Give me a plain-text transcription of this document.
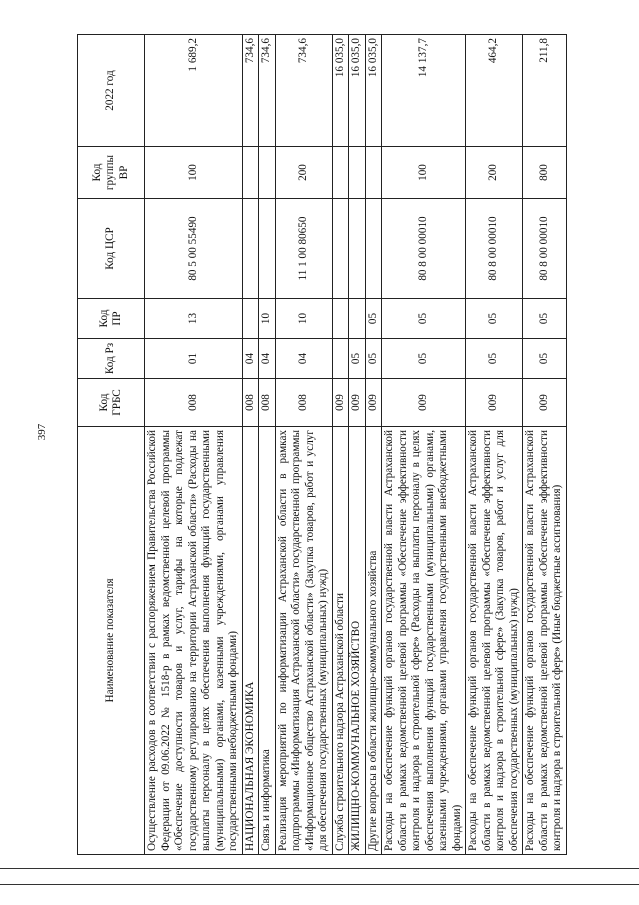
397
Наименование показателя	Код ГРБС	Код Рз	Код ПР	Код ЦСР	Код группы ВР	2022 год
Осуществление расходов в соответствии с распоряжением Правительства Российской Федерации от 09.06.2022 № 1518-р в рамках ведомственной целевой программы «Обеспечение доступности товаров и услуг, тарифы на которые подлежат государственному регулированию на территории Астраханской области» (Расходы на выплаты персоналу в целях обеспечения выполнения функций государственными (муниципальными) органами, казенными учреждениями, органами управления государственными внебюджетными фондами)	008	01	13	80 5 00 55490	100	1 689,2
НАЦИОНАЛЬНАЯ ЭКОНОМИКА	008	04				734,6
Связь и информатика	008	04	10			734,6
Реализация мероприятий по информатизации Астраханской области в рамках подпрограммы «Информатизация Астраханской области» государственной программы «Информационное общество Астраханской области» (Закупка товаров, работ и услуг для обеспечения государственных (муниципальных) нужд)	008	04	10	11 1 00 80650	200	734,6
Служба строительного надзора Астраханской области	009					16 035,0
ЖИЛИЩНО-КОММУНАЛЬНОЕ ХОЗЯЙСТВО	009	05				16 035,0
Другие вопросы в области жилищно-коммунального хозяйства	009	05	05			16 035,0
Расходы на обеспечение функций органов государственной власти Астраханской области в рамках ведомственной целевой программы «Обеспечение эффективности контроля и надзора в строительной сфере» (Расходы на выплаты персоналу в целях обеспечения выполнения функций государственными (муниципальными) органами, казенными учреждениями, органами управления государственными внебюджетными фондами)	009	05	05	80 8 00 00010	100	14 137,7
Расходы на обеспечение функций органов государственной власти Астраханской области в рамках ведомственной целевой программы «Обеспечение эффективности контроля и надзора в строительной сфере» (Закупка товаров, работ и услуг для обеспечения государственных (муниципальных) нужд)	009	05	05	80 8 00 00010	200	464,2
Расходы на обеспечение функций органов государственной власти Астраханской области в рамках ведомственной целевой программы «Обеспечение эффективности контроля и надзора в строительной сфере» (Иные бюджетные ассигнования)	009	05	05	80 8 00 00010	800	211,8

Aim: Set down every entry word for word, but omit the pictures.

Final answer:
Give me a plain-text transcription of this document.
397
Наименование показателя	Код ГРБС	Код Рз	Код ПР	Код ЦСР	Код группы ВР	2022 год
Осуществление расходов в соответствии с распоряжением Правительства Российской Федерации от 09.06.2022 № 1518-р в рамках ведомственной целевой программы «Обеспечение доступности товаров и услуг, тарифы на которые подлежат государственному регулированию на территории Астраханской области» (Расходы на выплаты персоналу в целях обеспечения выполнения функций государственными (муниципальными) органами, казенными учреждениями, органами управления государственными внебюджетными фондами)	008	01	13	80 5 00 55490	100	1 689,2
НАЦИОНАЛЬНАЯ ЭКОНОМИКА	008	04				734,6
Связь и информатика	008	04	10			734,6
Реализация мероприятий по информатизации Астраханской области в рамках подпрограммы «Информатизация Астраханской области» государственной программы «Информационное общество Астраханской области» (Закупка товаров, работ и услуг для обеспечения государственных (муниципальных) нужд)	008	04	10	11 1 00 80650	200	734,6
Служба строительного надзора Астраханской области	009					16 035,0
ЖИЛИЩНО-КОММУНАЛЬНОЕ ХОЗЯЙСТВО	009	05				16 035,0
Другие вопросы в области жилищно-коммунального хозяйства	009	05	05			16 035,0
Расходы на обеспечение функций органов государственной власти Астраханской области в рамках ведомственной целевой программы «Обеспечение эффективности контроля и надзора в строительной сфере» (Расходы на выплаты персоналу в целях обеспечения выполнения функций государственными (муниципальными) органами, казенными учреждениями, органами управления государственными внебюджетными фондами)	009	05	05	80 8 00 00010	100	14 137,7
Расходы на обеспечение функций органов государственной власти Астраханской области в рамках ведомственной целевой программы «Обеспечение эффективности контроля и надзора в строительной сфере» (Закупка товаров, работ и услуг для обеспечения государственных (муниципальных) нужд)	009	05	05	80 8 00 00010	200	464,2
Расходы на обеспечение функций органов государственной власти Астраханской области в рамках ведомственной целевой программы «Обеспечение эффективности контроля и надзора в строительной сфере» (Иные бюджетные ассигнования)	009	05	05	80 8 00 00010	800	211,8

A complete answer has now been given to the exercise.